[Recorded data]
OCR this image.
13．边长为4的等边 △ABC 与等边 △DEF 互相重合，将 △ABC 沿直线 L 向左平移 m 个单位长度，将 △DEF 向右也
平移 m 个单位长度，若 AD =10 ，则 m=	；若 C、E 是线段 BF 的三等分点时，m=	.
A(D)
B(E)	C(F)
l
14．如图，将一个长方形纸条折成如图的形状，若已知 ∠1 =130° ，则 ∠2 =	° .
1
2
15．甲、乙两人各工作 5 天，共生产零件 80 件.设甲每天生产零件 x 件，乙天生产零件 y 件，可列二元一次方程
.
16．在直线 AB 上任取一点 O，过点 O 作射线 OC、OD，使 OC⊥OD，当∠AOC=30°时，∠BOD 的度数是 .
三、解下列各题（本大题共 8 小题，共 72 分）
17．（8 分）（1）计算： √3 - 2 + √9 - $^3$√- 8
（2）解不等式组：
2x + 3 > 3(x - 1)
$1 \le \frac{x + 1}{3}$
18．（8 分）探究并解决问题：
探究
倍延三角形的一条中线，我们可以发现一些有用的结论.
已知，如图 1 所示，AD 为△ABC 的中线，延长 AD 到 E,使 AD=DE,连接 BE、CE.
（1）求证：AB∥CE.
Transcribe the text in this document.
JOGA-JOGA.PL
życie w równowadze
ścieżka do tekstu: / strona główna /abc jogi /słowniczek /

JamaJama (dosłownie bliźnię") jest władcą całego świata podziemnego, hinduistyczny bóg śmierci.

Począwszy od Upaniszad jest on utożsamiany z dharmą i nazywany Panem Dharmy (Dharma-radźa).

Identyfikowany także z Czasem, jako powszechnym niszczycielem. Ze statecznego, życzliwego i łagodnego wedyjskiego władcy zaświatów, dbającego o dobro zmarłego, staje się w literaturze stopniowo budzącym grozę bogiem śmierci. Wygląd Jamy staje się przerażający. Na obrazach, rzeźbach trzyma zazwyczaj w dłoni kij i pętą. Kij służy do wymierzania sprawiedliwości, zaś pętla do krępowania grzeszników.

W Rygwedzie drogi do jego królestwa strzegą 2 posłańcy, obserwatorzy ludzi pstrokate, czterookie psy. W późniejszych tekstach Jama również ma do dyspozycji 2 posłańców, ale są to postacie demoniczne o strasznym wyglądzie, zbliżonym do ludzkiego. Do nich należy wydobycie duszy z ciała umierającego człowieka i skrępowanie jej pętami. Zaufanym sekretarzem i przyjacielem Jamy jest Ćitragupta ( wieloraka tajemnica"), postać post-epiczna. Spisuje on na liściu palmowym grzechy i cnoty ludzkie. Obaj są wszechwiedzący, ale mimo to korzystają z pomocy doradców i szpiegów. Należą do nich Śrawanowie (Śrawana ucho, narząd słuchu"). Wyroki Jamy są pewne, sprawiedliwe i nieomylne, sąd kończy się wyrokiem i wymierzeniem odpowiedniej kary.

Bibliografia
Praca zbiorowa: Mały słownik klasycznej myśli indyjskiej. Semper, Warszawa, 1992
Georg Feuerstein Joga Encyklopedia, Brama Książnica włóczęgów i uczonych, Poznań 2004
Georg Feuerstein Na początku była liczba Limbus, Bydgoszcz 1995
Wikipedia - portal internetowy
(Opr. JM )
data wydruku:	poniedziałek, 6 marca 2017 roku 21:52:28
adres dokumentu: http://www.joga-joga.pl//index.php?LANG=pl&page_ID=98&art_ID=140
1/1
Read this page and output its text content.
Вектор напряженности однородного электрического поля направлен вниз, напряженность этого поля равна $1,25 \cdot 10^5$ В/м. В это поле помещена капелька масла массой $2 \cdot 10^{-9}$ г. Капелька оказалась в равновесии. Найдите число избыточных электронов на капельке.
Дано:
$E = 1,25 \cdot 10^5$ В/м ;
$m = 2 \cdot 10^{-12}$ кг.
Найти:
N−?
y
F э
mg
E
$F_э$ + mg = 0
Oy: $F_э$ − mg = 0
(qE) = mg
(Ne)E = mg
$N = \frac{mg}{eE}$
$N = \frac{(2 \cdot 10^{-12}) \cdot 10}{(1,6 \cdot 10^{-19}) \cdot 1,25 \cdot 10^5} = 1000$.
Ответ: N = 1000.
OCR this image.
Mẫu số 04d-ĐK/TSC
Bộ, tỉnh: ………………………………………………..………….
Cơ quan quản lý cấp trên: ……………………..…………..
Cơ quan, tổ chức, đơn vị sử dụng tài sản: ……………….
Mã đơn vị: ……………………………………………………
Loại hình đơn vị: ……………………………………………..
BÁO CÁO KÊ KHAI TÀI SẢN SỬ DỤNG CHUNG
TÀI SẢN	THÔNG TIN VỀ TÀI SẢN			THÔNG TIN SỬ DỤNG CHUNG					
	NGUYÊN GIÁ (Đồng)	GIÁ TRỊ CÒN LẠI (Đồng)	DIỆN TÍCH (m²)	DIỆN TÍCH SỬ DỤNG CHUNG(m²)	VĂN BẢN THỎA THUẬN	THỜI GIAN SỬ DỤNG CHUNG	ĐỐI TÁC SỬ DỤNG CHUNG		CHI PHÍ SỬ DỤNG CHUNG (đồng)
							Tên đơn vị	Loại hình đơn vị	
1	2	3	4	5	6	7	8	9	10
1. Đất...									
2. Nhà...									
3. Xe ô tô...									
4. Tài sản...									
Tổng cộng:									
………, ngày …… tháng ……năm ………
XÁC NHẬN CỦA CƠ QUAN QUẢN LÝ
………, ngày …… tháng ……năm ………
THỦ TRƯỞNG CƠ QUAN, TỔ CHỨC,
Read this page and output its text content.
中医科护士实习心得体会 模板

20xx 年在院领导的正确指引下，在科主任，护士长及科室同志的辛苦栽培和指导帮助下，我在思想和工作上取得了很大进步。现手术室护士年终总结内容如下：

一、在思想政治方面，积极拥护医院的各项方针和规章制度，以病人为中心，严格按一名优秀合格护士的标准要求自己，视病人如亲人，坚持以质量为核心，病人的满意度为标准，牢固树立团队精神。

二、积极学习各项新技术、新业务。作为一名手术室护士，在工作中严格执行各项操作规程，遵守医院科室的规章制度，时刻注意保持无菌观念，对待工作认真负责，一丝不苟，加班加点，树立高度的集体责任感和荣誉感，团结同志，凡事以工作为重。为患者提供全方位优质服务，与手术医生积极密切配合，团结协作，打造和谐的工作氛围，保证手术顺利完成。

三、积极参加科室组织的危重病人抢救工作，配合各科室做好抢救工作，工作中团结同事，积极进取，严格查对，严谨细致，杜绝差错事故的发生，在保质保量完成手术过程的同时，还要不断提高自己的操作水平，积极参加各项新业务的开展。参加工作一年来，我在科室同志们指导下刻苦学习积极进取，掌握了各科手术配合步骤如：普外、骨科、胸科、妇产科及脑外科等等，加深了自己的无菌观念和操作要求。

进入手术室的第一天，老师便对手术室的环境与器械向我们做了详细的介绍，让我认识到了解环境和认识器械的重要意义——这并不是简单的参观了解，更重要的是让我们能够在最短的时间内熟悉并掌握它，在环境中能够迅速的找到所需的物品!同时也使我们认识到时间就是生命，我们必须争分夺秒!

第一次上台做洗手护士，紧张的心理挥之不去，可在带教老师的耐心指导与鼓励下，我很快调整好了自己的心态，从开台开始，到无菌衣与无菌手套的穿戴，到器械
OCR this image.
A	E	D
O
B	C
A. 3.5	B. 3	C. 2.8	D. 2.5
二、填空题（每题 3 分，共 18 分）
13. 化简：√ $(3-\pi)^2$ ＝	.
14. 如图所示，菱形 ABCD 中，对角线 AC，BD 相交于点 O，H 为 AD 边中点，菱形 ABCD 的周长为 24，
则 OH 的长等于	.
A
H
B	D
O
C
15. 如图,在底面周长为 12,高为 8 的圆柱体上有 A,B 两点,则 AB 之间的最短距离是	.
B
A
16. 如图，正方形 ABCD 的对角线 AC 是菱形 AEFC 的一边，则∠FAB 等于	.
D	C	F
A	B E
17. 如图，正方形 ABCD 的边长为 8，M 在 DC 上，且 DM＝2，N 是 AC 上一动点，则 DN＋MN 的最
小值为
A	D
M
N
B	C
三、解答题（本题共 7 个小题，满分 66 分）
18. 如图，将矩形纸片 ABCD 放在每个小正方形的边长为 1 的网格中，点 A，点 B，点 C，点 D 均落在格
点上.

# Problem:
Return from the data every line that holds "śmierci".

# Written response:
JamaJama (dosłownie bliźnię") jest władcą całego świata podziemnego, hinduistyczny bóg śmierci.
Identyfikowany także z Czasem, jako powszechnym niszczycielem. Ze statecznego, życzliwego i łagodnego wedyjskiego władcy zaświatów, dbającego o dobro zmarłego, staje się w literaturze stopniowo budzącym grozę bogiem śmierci. Wygląd Jamy staje się przerażający. Na obrazach, rzeźbach trzyma zazwyczaj w dłoni kij i pętą. Kij służy do wymierzania sprawiedliwości, zaś pętla do krępowania grzeszników.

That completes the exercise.